▸ **Goal of the exercise**
Will you write out all the entries below exactly?

▬▬▬▬▬▬▬▬▬▬

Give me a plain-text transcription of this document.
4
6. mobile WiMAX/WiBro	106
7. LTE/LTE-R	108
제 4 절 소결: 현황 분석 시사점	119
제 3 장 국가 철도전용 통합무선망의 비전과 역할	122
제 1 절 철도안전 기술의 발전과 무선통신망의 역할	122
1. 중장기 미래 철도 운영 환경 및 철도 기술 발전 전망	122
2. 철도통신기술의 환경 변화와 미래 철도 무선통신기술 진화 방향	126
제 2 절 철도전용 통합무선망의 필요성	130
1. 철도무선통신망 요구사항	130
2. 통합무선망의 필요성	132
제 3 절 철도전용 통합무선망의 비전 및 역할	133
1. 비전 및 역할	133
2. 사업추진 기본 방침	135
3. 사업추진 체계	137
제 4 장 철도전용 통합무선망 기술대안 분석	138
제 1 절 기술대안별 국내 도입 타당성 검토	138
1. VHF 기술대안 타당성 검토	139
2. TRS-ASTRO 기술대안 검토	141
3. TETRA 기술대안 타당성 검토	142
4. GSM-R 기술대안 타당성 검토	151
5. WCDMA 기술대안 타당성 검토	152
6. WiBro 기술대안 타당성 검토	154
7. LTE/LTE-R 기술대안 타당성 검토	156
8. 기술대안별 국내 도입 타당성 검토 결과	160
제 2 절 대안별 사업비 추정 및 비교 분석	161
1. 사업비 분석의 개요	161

▬▬▬▬▬▬▬▬▬▬

▸ **Answer to the exercise**
Give me a plain-text transcription of this document.
4
6. mobile WiMAX/WiBro	106
7. LTE/LTE-R	108
제 4 절 소결: 현황 분석 시사점	119
제 3 장 국가 철도전용 통합무선망의 비전과 역할	122
제 1 절 철도안전 기술의 발전과 무선통신망의 역할	122
1. 중장기 미래 철도 운영 환경 및 철도 기술 발전 전망	122
2. 철도통신기술의 환경 변화와 미래 철도 무선통신기술 진화 방향	126
제 2 절 철도전용 통합무선망의 필요성	130
1. 철도무선통신망 요구사항	130
2. 통합무선망의 필요성	132
제 3 절 철도전용 통합무선망의 비전 및 역할	133
1. 비전 및 역할	133
2. 사업추진 기본 방침	135
3. 사업추진 체계	137
제 4 장 철도전용 통합무선망 기술대안 분석	138
제 1 절 기술대안별 국내 도입 타당성 검토	138
1. VHF 기술대안 타당성 검토	139
2. TRS-ASTRO 기술대안 검토	141
3. TETRA 기술대안 타당성 검토	142
4. GSM-R 기술대안 타당성 검토	151
5. WCDMA 기술대안 타당성 검토	152
6. WiBro 기술대안 타당성 검토	154
7. LTE/LTE-R 기술대안 타당성 검토	156
8. 기술대안별 국내 도입 타당성 검토 결과	160
제 2 절 대안별 사업비 추정 및 비교 분석	161
1. 사업비 분석의 개요	161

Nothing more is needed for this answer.